## THE EXERCISE
What follows is a set of entries. Give them again exactly, without the pictures.
** Start RAW RECORDS **
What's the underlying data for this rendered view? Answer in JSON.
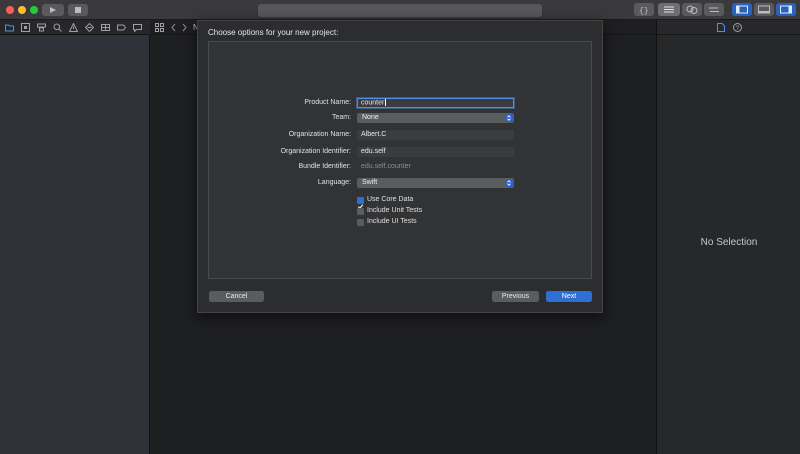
{
  "sheet": {
    "title": "Choose options for your new project:",
    "fields": {
      "product_name": {
        "label": "Product Name:",
        "value": "counter"
      },
      "team": {
        "label": "Team:",
        "value": "None"
      },
      "organization_name": {
        "label": "Organization Name:",
        "value": "Albert.C"
      },
      "organization_identifier": {
        "label": "Organization Identifier:",
        "value": "edu.self"
      },
      "bundle_identifier": {
        "label": "Bundle Identifier:",
        "value": "edu.self.counter"
      },
      "language": {
        "label": "Language:",
        "value": "Swift"
      }
    },
    "options": [
      {
        "label": "Use Core Data",
        "checked": true
      },
      {
        "label": "Include Unit Tests",
        "checked": false
      },
      {
        "label": "Include UI Tests",
        "checked": false
      }
    ],
    "buttons": {
      "cancel": "Cancel",
      "previous": "Previous",
      "next": "Next"
    }
  },
  "inspector": {
    "empty_text": "No Selection"
  },
  "jumpbar": {
    "crumb": "N"
  },
  "colors": {
    "accent": "#2e6fd6",
    "close": "#fe5f57",
    "minimize": "#febc2e",
    "zoom": "#28c840"
  }
}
** End RAW RECORDS **
## EXERCISE RESPONSE
What's the underlying data for this rendered view? Answer in JSON.
{
  "sheet": {
    "title": "Choose options for your new project:",
    "fields": {
      "product_name": {
        "label": "Product Name:",
        "value": "counter"
      },
      "team": {
        "label": "Team:",
        "value": "None"
      },
      "organization_name": {
        "label": "Organization Name:",
        "value": "Albert.C"
      },
      "organization_identifier": {
        "label": "Organization Identifier:",
        "value": "edu.self"
      },
      "bundle_identifier": {
        "label": "Bundle Identifier:",
        "value": "edu.self.counter"
      },
      "language": {
        "label": "Language:",
        "value": "Swift"
      }
    },
    "options": [
      {
        "label": "Use Core Data",
        "checked": true
      },
      {
        "label": "Include Unit Tests",
        "checked": false
      },
      {
        "label": "Include UI Tests",
        "checked": false
      }
    ],
    "buttons": {
      "cancel": "Cancel",
      "previous": "Previous",
      "next": "Next"
    }
  },
  "inspector": {
    "empty_text": "No Selection"
  },
  "jumpbar": {
    "crumb": "N"
  },
  "colors": {
    "accent": "#2e6fd6",
    "close": "#fe5f57",
    "minimize": "#febc2e",
    "zoom": "#28c840"
  }
}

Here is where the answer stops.